--- Begin Document text ---

Biostatistics

By

First published on March 16, 2019

Biostatistics

By

First published on March 16, 2019





resources for biostatistics


resources for biostatistics





Table of Contents

  1. 1. Lesson 8 — 3D scatterplot



    Learning Objectives

    Create 3D scatterplots

     

    Demonstration

    Here is the dataset that we are using in this demo:

    downs_bc.csv

    This dataset is about Down’s Syndrome in Canada. (I have slightly modified the original dataset for our purpose).

    https://vincentarelbundock.github.io/Rdatasets/doc/boot/downs.bc.html

     

    We will first import the dataset. Then we will generate a 3D scatterplot from the dataset downs_bc. See below for details.

     

    Step 1: Install the R package “scatterplot3d”

    Two ways to install a R package one way is to type install.packages(scatterplot3d); the other way is to install via the graphical interface of RStudio:

    Step 2: Install the R package “scatterplot3d”

--- End Document text ---
--- Begin Dataset extract ---

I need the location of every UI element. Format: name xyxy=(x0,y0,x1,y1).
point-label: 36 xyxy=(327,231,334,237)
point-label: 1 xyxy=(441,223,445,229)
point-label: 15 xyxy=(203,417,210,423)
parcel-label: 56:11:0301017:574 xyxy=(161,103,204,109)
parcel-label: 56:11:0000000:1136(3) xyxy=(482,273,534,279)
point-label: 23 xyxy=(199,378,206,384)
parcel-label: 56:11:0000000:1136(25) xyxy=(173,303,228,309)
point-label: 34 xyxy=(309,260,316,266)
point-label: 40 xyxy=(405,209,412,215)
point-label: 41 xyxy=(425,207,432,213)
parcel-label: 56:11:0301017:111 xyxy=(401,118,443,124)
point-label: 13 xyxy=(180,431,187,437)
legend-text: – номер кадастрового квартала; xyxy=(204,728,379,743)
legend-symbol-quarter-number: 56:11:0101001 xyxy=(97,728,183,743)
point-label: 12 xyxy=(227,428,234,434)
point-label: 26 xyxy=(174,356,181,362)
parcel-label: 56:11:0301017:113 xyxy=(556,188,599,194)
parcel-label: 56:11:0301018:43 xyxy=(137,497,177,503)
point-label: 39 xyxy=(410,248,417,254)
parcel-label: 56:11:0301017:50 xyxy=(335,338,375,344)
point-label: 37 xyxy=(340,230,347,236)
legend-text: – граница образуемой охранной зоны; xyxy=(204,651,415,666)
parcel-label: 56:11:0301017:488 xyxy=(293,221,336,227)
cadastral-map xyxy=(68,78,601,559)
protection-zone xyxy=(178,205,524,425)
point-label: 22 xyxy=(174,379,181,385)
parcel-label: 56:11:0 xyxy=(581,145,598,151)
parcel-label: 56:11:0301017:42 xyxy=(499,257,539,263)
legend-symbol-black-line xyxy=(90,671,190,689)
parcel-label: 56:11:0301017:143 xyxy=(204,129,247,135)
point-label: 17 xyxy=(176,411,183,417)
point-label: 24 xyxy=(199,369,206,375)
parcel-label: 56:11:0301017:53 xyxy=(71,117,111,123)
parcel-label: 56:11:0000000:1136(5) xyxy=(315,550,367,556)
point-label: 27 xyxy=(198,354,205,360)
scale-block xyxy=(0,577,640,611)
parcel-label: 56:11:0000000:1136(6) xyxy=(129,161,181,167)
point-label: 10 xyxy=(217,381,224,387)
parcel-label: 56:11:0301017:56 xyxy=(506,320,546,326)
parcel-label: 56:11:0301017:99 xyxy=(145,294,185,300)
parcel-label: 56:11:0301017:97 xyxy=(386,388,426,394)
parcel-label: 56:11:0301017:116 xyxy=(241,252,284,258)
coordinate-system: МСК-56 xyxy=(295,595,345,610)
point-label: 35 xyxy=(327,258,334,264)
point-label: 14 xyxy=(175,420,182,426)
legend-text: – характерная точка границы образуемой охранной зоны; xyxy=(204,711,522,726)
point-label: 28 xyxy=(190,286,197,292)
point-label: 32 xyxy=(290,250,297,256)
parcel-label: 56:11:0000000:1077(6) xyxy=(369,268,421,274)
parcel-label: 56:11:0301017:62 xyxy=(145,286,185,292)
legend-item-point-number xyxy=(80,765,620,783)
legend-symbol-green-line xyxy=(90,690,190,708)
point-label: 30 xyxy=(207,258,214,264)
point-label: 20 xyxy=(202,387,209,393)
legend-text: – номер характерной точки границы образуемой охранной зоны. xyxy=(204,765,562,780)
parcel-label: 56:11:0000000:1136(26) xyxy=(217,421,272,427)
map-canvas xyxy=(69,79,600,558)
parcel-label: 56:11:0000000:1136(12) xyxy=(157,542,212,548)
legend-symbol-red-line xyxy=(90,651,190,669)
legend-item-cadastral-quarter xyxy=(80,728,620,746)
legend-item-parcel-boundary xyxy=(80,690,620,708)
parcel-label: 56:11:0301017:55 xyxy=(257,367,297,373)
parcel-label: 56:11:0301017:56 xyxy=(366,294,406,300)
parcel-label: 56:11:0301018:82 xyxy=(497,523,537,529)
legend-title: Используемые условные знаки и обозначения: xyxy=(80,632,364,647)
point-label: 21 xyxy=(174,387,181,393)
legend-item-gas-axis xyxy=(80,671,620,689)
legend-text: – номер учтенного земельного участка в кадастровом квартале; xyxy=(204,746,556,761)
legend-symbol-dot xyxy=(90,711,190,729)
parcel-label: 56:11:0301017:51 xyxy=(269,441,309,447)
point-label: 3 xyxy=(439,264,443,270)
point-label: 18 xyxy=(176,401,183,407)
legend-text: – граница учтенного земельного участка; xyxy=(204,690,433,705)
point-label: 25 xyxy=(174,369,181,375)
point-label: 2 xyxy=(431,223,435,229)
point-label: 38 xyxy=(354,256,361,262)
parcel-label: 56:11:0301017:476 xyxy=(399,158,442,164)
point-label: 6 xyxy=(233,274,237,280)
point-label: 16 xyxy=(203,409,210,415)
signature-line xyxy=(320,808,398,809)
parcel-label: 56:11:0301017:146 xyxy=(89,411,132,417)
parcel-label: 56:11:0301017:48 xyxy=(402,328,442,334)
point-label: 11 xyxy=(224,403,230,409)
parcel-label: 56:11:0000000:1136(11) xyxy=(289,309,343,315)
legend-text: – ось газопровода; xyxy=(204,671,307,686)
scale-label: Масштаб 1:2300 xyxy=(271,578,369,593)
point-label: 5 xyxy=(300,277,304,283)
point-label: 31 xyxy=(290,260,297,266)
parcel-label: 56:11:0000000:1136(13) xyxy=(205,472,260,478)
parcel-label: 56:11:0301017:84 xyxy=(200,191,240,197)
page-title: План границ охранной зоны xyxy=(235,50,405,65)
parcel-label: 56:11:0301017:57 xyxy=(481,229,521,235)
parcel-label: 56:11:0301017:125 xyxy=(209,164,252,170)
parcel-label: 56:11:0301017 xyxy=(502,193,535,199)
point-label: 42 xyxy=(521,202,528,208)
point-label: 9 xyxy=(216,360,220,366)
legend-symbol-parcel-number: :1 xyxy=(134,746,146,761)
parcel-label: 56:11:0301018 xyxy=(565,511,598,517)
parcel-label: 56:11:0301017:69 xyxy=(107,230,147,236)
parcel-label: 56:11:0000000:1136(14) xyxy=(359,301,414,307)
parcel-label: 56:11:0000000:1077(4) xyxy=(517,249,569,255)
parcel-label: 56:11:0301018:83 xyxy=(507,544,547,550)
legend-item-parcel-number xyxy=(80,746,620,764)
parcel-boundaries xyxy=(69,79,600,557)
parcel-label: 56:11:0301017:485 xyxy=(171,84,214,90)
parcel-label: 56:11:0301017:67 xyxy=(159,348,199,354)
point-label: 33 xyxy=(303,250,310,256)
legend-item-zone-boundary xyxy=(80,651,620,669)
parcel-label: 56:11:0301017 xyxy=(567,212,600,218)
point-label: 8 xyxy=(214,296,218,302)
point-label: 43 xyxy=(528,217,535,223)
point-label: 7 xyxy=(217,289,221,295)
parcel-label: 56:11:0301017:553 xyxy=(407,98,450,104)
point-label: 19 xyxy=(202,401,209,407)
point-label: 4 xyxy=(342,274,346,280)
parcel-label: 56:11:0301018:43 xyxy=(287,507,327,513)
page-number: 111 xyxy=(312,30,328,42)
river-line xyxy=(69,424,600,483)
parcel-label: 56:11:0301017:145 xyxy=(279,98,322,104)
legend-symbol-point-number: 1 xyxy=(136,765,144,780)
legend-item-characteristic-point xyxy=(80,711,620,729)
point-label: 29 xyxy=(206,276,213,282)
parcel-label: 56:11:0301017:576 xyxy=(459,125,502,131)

--- End Dataset extract ---

• What to work on:
[a] How would you translate this sentence from the 3D scatterplot lesson into Spanish: "Then we will generate a 3D scatterplot from the dataset downs_bc."?
[b] Do these statements agree with the 3D scatterplot lesson? Answer yes or no for each, quoting the words that decide it. (i) The dataset in the demo concerns Down's Syndrome in Canada. (ii) The dataset is used without any change from the original. (iii) The R package to be installed is called "ggplot2".
[c] Can you continue the 3D scatterplot lesson from its last line?

• Results in order:
[a] Luego generaremos un diagrama de dispersión 3D a partir del conjunto de datos downs_bc.

[b]
(i) Yes: "This dataset is about Down’s Syndrome in Canada."
(ii) No: "I have slightly modified the original dataset for our purpose"
(iii) No: "Step 1: Install the R package “scatterplot3d”"

[c]
    Before we can use the R package to create 3D scatterplots, we need to load the package into R first:

    > library(scatterplot3d)
    
    

    Step 3: Create a 3D scatterplot

    Our dataset is called downs_bc. We want to generate a 3D scatterplot for the three columns in that dataset: cases, age and births.

    > library(scatterplot3d)
    > with(downs_bc, 
    +      scatterplot3d(cases ~ age + births, pch = 19, 
    +                    main="Incidence of Down's Syndrome",
    +                    xlab="Age", ylab="Cases", zlab="Births"))
    
    

    Explanation:

    We use the library function to load the R package “scatterplot3d“.

    Then we use generate the 3D scatterplot from the databset downs_bc:

    cases ~ age means that the variable cases is explained by age (i.e. age is the explanatory variable);

    + births means that the variable births is the third variable in this scatterplot;

    pch = 19 means to use plotting symbol 19 (solid circle) in our plot. (Type ?pch at the prompt to find out more about pch.)

     

    Here is the 3D scatterplot:

    -END-


  2. 2. Lesson 9—Import data via R scripts



    Learning Objectives

    Write code to important data in .R scripts

     

    Demonstration

    Instead of using the Import Dataset button in RStudio as we have been doing so far, we will write R codes in our .R script to do the data importing.

    The advantage of importing your data via your .R script is that you can re-import your dataset and re-run your script in one smooth operation so as to generate a clean output.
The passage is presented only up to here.